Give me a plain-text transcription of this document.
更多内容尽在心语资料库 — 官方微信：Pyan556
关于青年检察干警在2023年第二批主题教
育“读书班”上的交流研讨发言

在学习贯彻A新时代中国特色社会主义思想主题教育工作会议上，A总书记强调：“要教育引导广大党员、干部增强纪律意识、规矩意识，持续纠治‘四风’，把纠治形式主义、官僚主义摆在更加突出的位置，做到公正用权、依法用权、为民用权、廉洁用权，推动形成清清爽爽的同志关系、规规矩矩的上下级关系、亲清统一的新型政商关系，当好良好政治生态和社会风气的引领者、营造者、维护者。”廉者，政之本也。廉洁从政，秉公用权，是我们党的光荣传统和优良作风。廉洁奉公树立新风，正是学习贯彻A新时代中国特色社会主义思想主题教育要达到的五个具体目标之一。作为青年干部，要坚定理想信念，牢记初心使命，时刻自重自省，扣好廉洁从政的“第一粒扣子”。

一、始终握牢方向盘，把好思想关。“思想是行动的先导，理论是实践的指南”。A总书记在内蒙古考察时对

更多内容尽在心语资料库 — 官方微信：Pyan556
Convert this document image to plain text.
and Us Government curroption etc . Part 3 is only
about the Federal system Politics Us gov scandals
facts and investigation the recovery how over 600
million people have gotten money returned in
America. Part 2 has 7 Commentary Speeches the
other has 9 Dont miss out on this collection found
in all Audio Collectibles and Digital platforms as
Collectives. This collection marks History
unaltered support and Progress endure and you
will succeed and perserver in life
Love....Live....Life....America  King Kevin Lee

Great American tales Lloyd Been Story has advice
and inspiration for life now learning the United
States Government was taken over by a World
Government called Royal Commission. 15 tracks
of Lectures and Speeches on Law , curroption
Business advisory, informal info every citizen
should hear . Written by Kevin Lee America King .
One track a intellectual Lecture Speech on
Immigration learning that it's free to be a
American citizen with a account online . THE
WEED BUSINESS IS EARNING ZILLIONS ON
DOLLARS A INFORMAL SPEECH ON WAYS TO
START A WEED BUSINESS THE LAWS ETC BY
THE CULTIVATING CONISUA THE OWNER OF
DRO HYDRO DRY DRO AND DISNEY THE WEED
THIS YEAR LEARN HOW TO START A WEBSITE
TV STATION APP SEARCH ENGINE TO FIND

⁂

=== REQUIREMENT ===
Write the entries again, exactly as they stand.

=== OUTPUT OF THE EXERCISE ===
Give me a plain-text transcription of this document.
更多内容尽在心语资料库 — 官方微信：Pyan556
关于青年检察干警在2023年第二批主题教
育“读书班”上的交流研讨发言

在学习贯彻A新时代中国特色社会主义思想主题教育工作会议上，A总书记强调：“要教育引导广大党员、干部增强纪律意识、规矩意识，持续纠治‘四风’，把纠治形式主义、官僚主义摆在更加突出的位置，做到公正用权、依法用权、为民用权、廉洁用权，推动形成清清爽爽的同志关系、规规矩矩的上下级关系、亲清统一的新型政商关系，当好良好政治生态和社会风气的引领者、营造者、维护者。”廉者，政之本也。廉洁从政，秉公用权，是我们党的光荣传统和优良作风。廉洁奉公树立新风，正是学习贯彻A新时代中国特色社会主义思想主题教育要达到的五个具体目标之一。作为青年干部，要坚定理想信念，牢记初心使命，时刻自重自省，扣好廉洁从政的“第一粒扣子”。

一、始终握牢方向盘，把好思想关。“思想是行动的先导，理论是实践的指南”。A总书记在内蒙古考察时对

更多内容尽在心语资料库 — 官方微信：Pyan556
Convert this document image to plain text.
and Us Government curroption etc . Part 3 is only
about the Federal system Politics Us gov scandals
facts and investigation the recovery how over 600
million people have gotten money returned in
America. Part 2 has 7 Commentary Speeches the
other has 9 Dont miss out on this collection found
in all Audio Collectibles and Digital platforms as
Collectives. This collection marks History
unaltered support and Progress endure and you
will succeed and perserver in life
Love....Live....Life....America  King Kevin Lee

Great American tales Lloyd Been Story has advice
and inspiration for life now learning the United
States Government was taken over by a World
Government called Royal Commission. 15 tracks
of Lectures and Speeches on Law , curroption
Business advisory, informal info every citizen
should hear . Written by Kevin Lee America King .
One track a intellectual Lecture Speech on
Immigration learning that it's free to be a
American citizen with a account online . THE
WEED BUSINESS IS EARNING ZILLIONS ON
DOLLARS A INFORMAL SPEECH ON WAYS TO
START A WEED BUSINESS THE LAWS ETC BY
THE CULTIVATING CONISUA THE OWNER OF
DRO HYDRO DRY DRO AND DISNEY THE WEED
THIS YEAR LEARN HOW TO START A WEBSITE
TV STATION APP SEARCH ENGINE TO FIND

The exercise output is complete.